= RECORDED INFORMATION =
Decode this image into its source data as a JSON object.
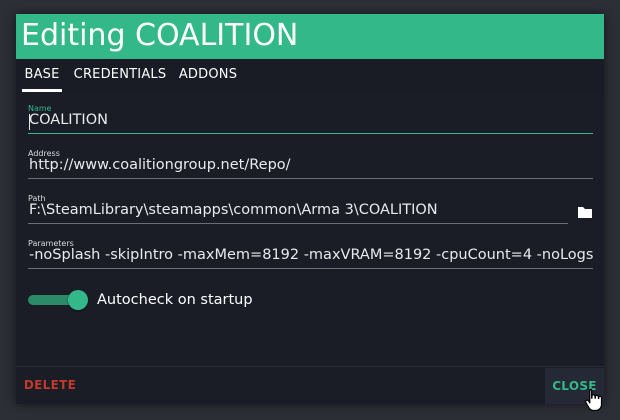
{
  "dialog": {
    "title": "Editing COALITION"
  },
  "tabs": [
    {
      "label": "BASE",
      "active": true
    },
    {
      "label": "CREDENTIALS",
      "active": false
    },
    {
      "label": "ADDONS",
      "active": false
    }
  ],
  "fields": {
    "name": {
      "label": "Name",
      "value": "COALITION"
    },
    "address": {
      "label": "Address",
      "value": "http://www.coalitiongroup.net/Repo/"
    },
    "path": {
      "label": "Path",
      "value": "F:\\SteamLibrary\\steamapps\\common\\Arma 3\\COALITION",
      "icon": "folder-icon"
    },
    "parameters": {
      "label": "Parameters",
      "value": "-noSplash -skipIntro -maxMem=8192 -maxVRAM=8192 -cpuCount=4 -noLogs -"
    }
  },
  "autocheck": {
    "label": "Autocheck on startup",
    "enabled": true
  },
  "footer": {
    "delete_label": "DELETE",
    "close_label": "CLOSE"
  },
  "colors": {
    "accent": "#33b889",
    "danger": "#c0392b",
    "background": "#1a1d26"
  }
}
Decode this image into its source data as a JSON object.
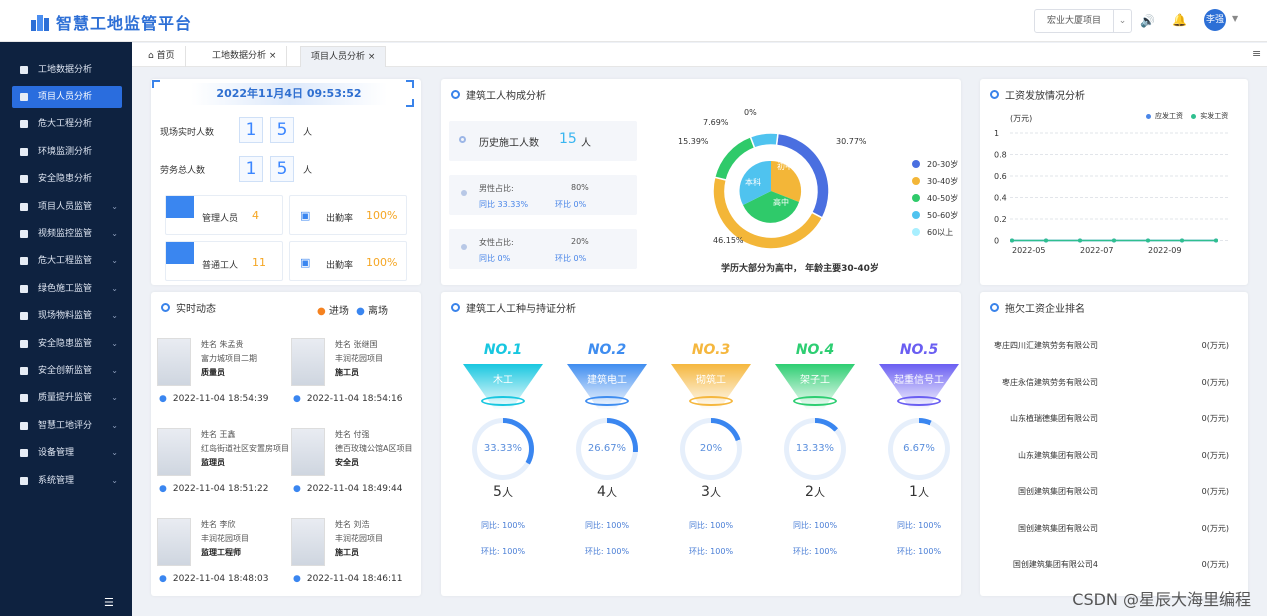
{
  "app": {
    "title": "智慧工地监管平台",
    "project_select": "宏业大厦项目",
    "user": "李强"
  },
  "sidebar": {
    "items": [
      {
        "label": "工地数据分析",
        "active": false,
        "expandable": false
      },
      {
        "label": "项目人员分析",
        "active": true,
        "expandable": false
      },
      {
        "label": "危大工程分析",
        "active": false,
        "expandable": false
      },
      {
        "label": "环境监测分析",
        "active": false,
        "expandable": false
      },
      {
        "label": "安全隐患分析",
        "active": false,
        "expandable": false
      },
      {
        "label": "项目人员监管",
        "active": false,
        "expandable": true
      },
      {
        "label": "视频监控监管",
        "active": false,
        "expandable": true
      },
      {
        "label": "危大工程监管",
        "active": false,
        "expandable": true
      },
      {
        "label": "绿色施工监管",
        "active": false,
        "expandable": true
      },
      {
        "label": "现场物料监管",
        "active": false,
        "expandable": true
      },
      {
        "label": "安全隐患监管",
        "active": false,
        "expandable": true
      },
      {
        "label": "安全创新监管",
        "active": false,
        "expandable": true
      },
      {
        "label": "质量提升监管",
        "active": false,
        "expandable": true
      },
      {
        "label": "智慧工地评分",
        "active": false,
        "expandable": true
      },
      {
        "label": "设备管理",
        "active": false,
        "expandable": true
      },
      {
        "label": "系统管理",
        "active": false,
        "expandable": true
      }
    ]
  },
  "tabs": [
    {
      "label": "首页"
    },
    {
      "label": "工地数据分析"
    },
    {
      "label": "项目人员分析"
    }
  ],
  "overview": {
    "datetime": "2022年11月4日 09:53:52",
    "onsite_label": "现场实时人数",
    "onsite_digits": [
      "1",
      "5"
    ],
    "unit": "人",
    "labor_label": "劳务总人数",
    "labor_digits": [
      "1",
      "5"
    ],
    "mgmt_label": "管理人员",
    "mgmt_value": "4",
    "attend_label": "出勤率",
    "attend_value1": "100%",
    "worker_label": "普通工人",
    "worker_value": "11",
    "attend_value2": "100%"
  },
  "composition": {
    "title": "建筑工人构成分析",
    "history_label": "历史施工人数",
    "history_value": "15",
    "history_unit": "人",
    "male_label": "男性占比:",
    "male_value": "80%",
    "male_yoy": "同比 33.33%",
    "male_mom": "环比 0%",
    "female_label": "女性占比:",
    "female_value": "20%",
    "female_yoy": "同比 0%",
    "female_mom": "环比 0%",
    "pct_labels": [
      "0%",
      "7.69%",
      "15.39%",
      "30.77%",
      "46.15%"
    ],
    "inner_labels": [
      "初中",
      "本科",
      "高中"
    ],
    "legend": [
      "20-30岁",
      "30-40岁",
      "40-50岁",
      "50-60岁",
      "60以上"
    ],
    "caption": "学历大部分为高中， 年龄主要30-40岁"
  },
  "chart_data": {
    "type": "donut",
    "age_groups": [
      {
        "name": "20-30岁",
        "value": 30.77,
        "color": "#4a6fe0"
      },
      {
        "name": "30-40岁",
        "value": 46.15,
        "color": "#f3b638"
      },
      {
        "name": "40-50岁",
        "value": 15.39,
        "color": "#2fca6a"
      },
      {
        "name": "50-60岁",
        "value": 7.69,
        "color": "#4fc3ef"
      },
      {
        "name": "60以上",
        "value": 0,
        "color": "#a8efff"
      }
    ]
  },
  "wages": {
    "title": "工资发放情况分析",
    "unit": "(万元)",
    "legend": [
      "应发工资",
      "实发工资"
    ],
    "yticks": [
      "1",
      "0.8",
      "0.6",
      "0.4",
      "0.2",
      "0"
    ],
    "xticks": [
      "2022-05",
      "2022-07",
      "2022-09"
    ],
    "chart_data": {
      "type": "line",
      "x": [
        "2022-04",
        "2022-05",
        "2022-06",
        "2022-07",
        "2022-08",
        "2022-09",
        "2022-10"
      ],
      "series": [
        {
          "name": "应发工资",
          "values": [
            0,
            0,
            0,
            0,
            0,
            0,
            0
          ]
        },
        {
          "name": "实发工资",
          "values": [
            0,
            0,
            0,
            0,
            0,
            0,
            0
          ]
        }
      ],
      "ylim": [
        0,
        1
      ]
    }
  },
  "live": {
    "title": "实时动态",
    "legend_in": "进场",
    "legend_out": "离场",
    "entries": [
      {
        "name": "姓名 朱孟贵",
        "project": "富力城项目二期",
        "role": "质量员",
        "time": "2022-11-04 18:54:39"
      },
      {
        "name": "姓名 张继国",
        "project": "丰润花园项目",
        "role": "施工员",
        "time": "2022-11-04 18:54:16"
      },
      {
        "name": "姓名 王鑫",
        "project": "红岛街道社区安置房项目",
        "role": "监理员",
        "time": "2022-11-04 18:51:22"
      },
      {
        "name": "姓名 付强",
        "project": "德百玫瑰公馆A区项目",
        "role": "安全员",
        "time": "2022-11-04 18:49:44"
      },
      {
        "name": "姓名 李欣",
        "project": "丰润花园项目",
        "role": "监理工程师",
        "time": "2022-11-04 18:48:03"
      },
      {
        "name": "姓名 刘浩",
        "project": "丰润花园项目",
        "role": "施工员",
        "time": "2022-11-04 18:46:11"
      }
    ]
  },
  "trades": {
    "title": "建筑工人工种与持证分析",
    "items": [
      {
        "rank": "NO.1",
        "name": "木工",
        "pct": "33.33%",
        "fill": 33.33,
        "count": "5",
        "yoy": "同比:  100%",
        "mom": "环比:  100%",
        "color": "#18c7e0"
      },
      {
        "rank": "NO.2",
        "name": "建筑电工",
        "pct": "26.67%",
        "fill": 26.67,
        "count": "4",
        "yoy": "同比:  100%",
        "mom": "环比:  100%",
        "color": "#3f8df0"
      },
      {
        "rank": "NO.3",
        "name": "砌筑工",
        "pct": "20%",
        "fill": 20,
        "count": "3",
        "yoy": "同比:  100%",
        "mom": "环比:  100%",
        "color": "#f5b73e"
      },
      {
        "rank": "NO.4",
        "name": "架子工",
        "pct": "13.33%",
        "fill": 13.33,
        "count": "2",
        "yoy": "同比:  100%",
        "mom": "环比:  100%",
        "color": "#2dce72"
      },
      {
        "rank": "NO.5",
        "name": "起重信号工",
        "pct": "6.67%",
        "fill": 6.67,
        "count": "1",
        "yoy": "同比:  100%",
        "mom": "环比:  100%",
        "color": "#6a5ef2"
      }
    ],
    "unit": "人"
  },
  "arrears": {
    "title": "拖欠工资企业排名",
    "rows": [
      {
        "name": "枣庄四川汇建筑劳务有限公司",
        "value": "0(万元)"
      },
      {
        "name": "枣庄永信建筑劳务有限公司",
        "value": "0(万元)"
      },
      {
        "name": "山东植瑞德集团有限公司",
        "value": "0(万元)"
      },
      {
        "name": "山东建筑集团有限公司",
        "value": "0(万元)"
      },
      {
        "name": "国创建筑集团有限公司",
        "value": "0(万元)"
      },
      {
        "name": "国创建筑集团有限公司",
        "value": "0(万元)"
      },
      {
        "name": "国创建筑集团有限公司4",
        "value": "0(万元)"
      }
    ]
  },
  "watermark": "CSDN @星辰大海里编程"
}
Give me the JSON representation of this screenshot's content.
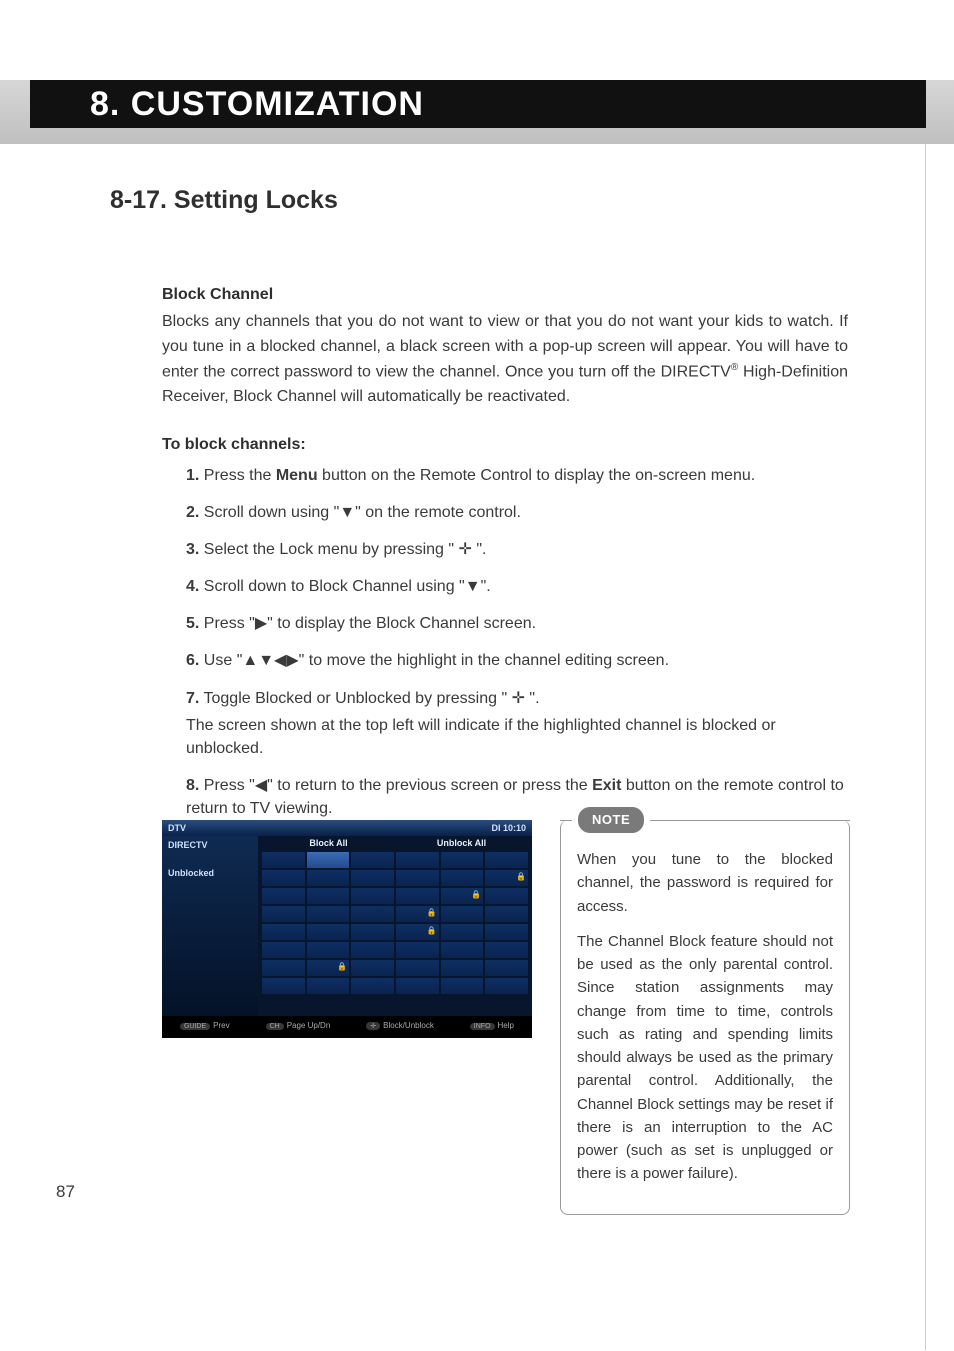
{
  "header": {
    "chapter": "8. CUSTOMIZATION"
  },
  "section": {
    "title": "8-17. Setting Locks"
  },
  "block_channel": {
    "heading": "Block Channel",
    "para_pre": "Blocks any channels that you do not want to view or that you do not want your kids to watch. If you tune in a blocked channel, a black screen with a pop-up screen will appear.  You will have to enter the correct password to view the channel.  Once you turn off the DIRECTV",
    "reg": "®",
    "para_post": " High-Definition Receiver, Block Channel will automatically be reactivated."
  },
  "to_block": {
    "heading": "To block channels:"
  },
  "steps": [
    {
      "n": "1.",
      "pre": " Press the ",
      "bold": "Menu",
      "post": " button on the Remote Control to display the on-screen menu."
    },
    {
      "n": "2.",
      "pre": " Scroll down using \"",
      "glyph": "▼",
      "post": "\" on the remote control."
    },
    {
      "n": "3.",
      "pre": " Select the Lock menu by pressing \" ",
      "glyph": "✛",
      "post": " \"."
    },
    {
      "n": "4.",
      "pre": " Scroll down to Block Channel using \"",
      "glyph": "▼",
      "post": "\"."
    },
    {
      "n": "5.",
      "pre": " Press \"",
      "glyph": "▶",
      "post": "\" to display the Block Channel screen."
    },
    {
      "n": "6.",
      "pre": " Use \"",
      "glyph": "▲▼◀▶",
      "post": "\" to move the highlight in the channel editing screen."
    },
    {
      "n": "7.",
      "pre": " Toggle Blocked or Unblocked by pressing \" ",
      "glyph": "✛",
      "post": " \".",
      "sub": "The screen shown at the top left will indicate if the highlighted channel is blocked or unblocked."
    },
    {
      "n": "8.",
      "pre": " Press \"",
      "glyph": "◀",
      "post_pre": "\" to return to the previous screen or press the ",
      "bold": "Exit",
      "post": " button on the remote control to return to TV viewing."
    }
  ],
  "screenshot": {
    "brand": "DTV",
    "clock": "DI  10:10",
    "provider": "DIRECTV",
    "status": "Unblocked",
    "head_left": "Block All",
    "head_right": "Unblock All",
    "foot": {
      "prev": "Prev",
      "page": "Page Up/Dn",
      "block": "Block/Unblock",
      "help": "Help"
    },
    "foot_icons": {
      "prev": "GUIDE",
      "page": "CH",
      "block": "✛",
      "help": "INFO"
    }
  },
  "note": {
    "label": "NOTE",
    "p1": "When you tune to the blocked channel, the password is required for access.",
    "p2": "The Channel Block feature should not be used as the only parental control. Since station assignments may change from time to time, controls such as rating and spending limits should always be used as the primary parental control. Additionally, the Channel Block settings may be reset if there is an interruption to the AC power (such as set is unplugged or there is a power failure)."
  },
  "page_number": "87"
}
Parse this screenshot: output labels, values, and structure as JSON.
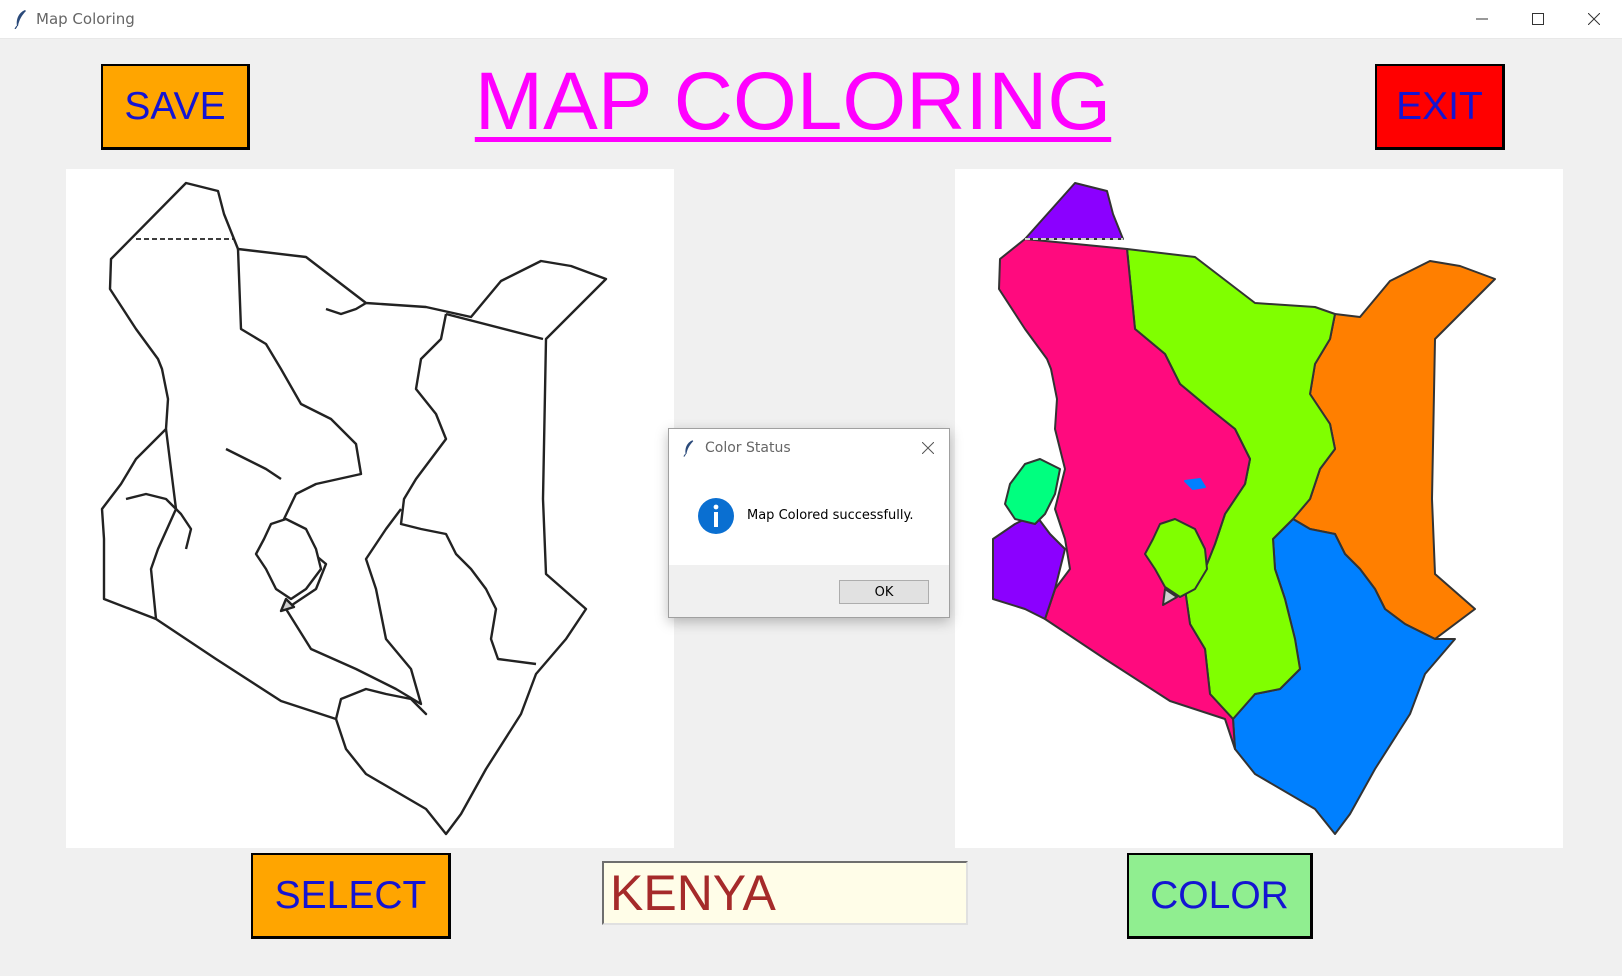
{
  "window": {
    "title": "Map Coloring"
  },
  "header": {
    "heading": "MAP COLORING",
    "save_label": "SAVE",
    "exit_label": "EXIT"
  },
  "footer": {
    "select_label": "SELECT",
    "country_value": "KENYA",
    "color_label": "COLOR"
  },
  "dialog": {
    "title": "Color Status",
    "message": "Map Colored successfully.",
    "ok_label": "OK"
  },
  "colors": {
    "save_bg": "#ffa500",
    "exit_bg": "#ff0000",
    "color_bg": "#90ee90",
    "button_text": "#1414d2",
    "heading": "#ff00ff",
    "input_text": "#a52a2a",
    "region_purple": "#8b00ff",
    "region_pink": "#ff0a7e",
    "region_green": "#80ff00",
    "region_orange": "#ff7f00",
    "region_blue": "#0080ff",
    "region_mint": "#00ff7f"
  },
  "icons": {
    "app": "feather-icon",
    "dialog_info": "info-icon"
  }
}
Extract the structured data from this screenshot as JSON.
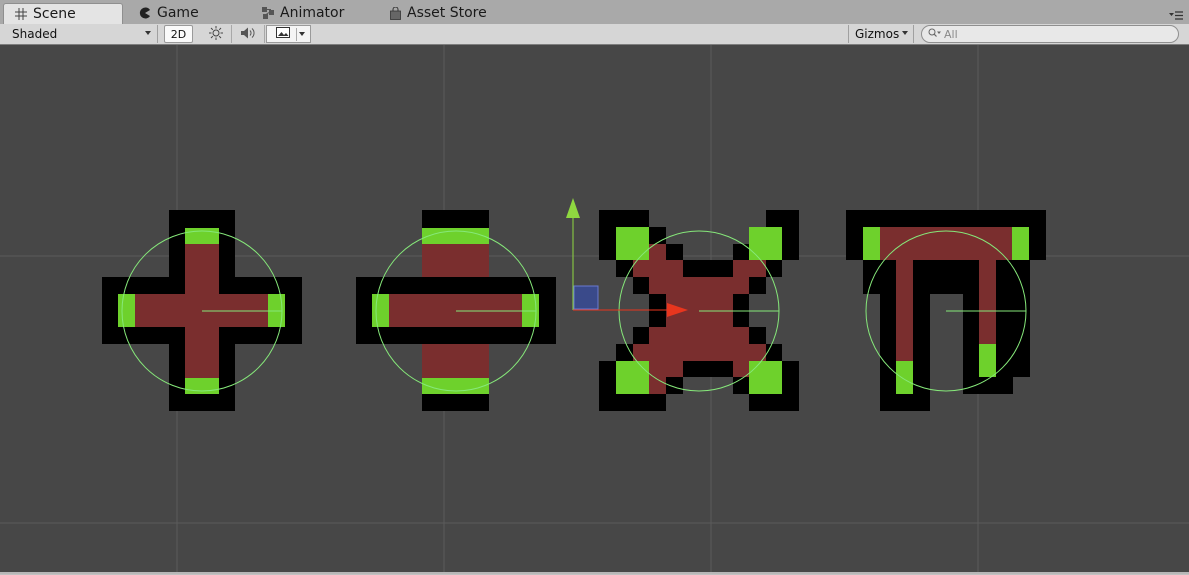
{
  "tabs": [
    {
      "label": "Scene",
      "icon": "grid-icon",
      "active": true
    },
    {
      "label": "Game",
      "icon": "pacman-icon",
      "active": false
    },
    {
      "label": "Animator",
      "icon": "animator-icon",
      "active": false
    },
    {
      "label": "Asset Store",
      "icon": "store-bag-icon",
      "active": false
    }
  ],
  "toolbar": {
    "shading_mode": "Shaded",
    "mode_2d_label": "2D",
    "lighting_icon": "sun-icon",
    "audio_icon": "speaker-icon",
    "effects_icon": "image-icon",
    "gizmos_label": "Gizmos",
    "search_placeholder": "All"
  },
  "scene": {
    "sprites": [
      "plus-sprite",
      "divide-sprite",
      "multiply-sprite",
      "pi-sprite"
    ],
    "colors": {
      "background": "#474747",
      "grid_line": "#5a5a5a",
      "sprite_fill": "#7a2e2e",
      "sprite_outline": "#000000",
      "sprite_caps": "#6ed12c",
      "collider": "#86e87a",
      "handle_y": "#8fd840",
      "handle_x": "#e8361e",
      "handle_plane": "#3a4a8a"
    }
  }
}
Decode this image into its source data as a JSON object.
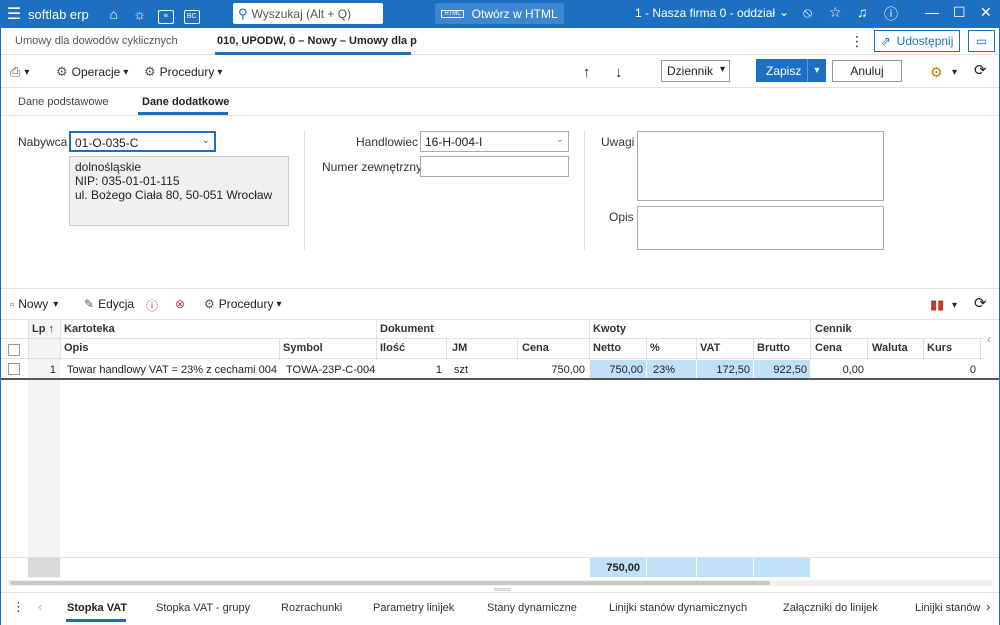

= WORK TO COMPLETE =
Scan the listing above. Collect all lines with the word "role".

= ANSWER TO THE EXERCISE =
        "role": "质量员",
        "role": "施工员",
        "role": "监理员",
        "role": "安全员",
        "role": "监理工程师",
        "role": "施工员",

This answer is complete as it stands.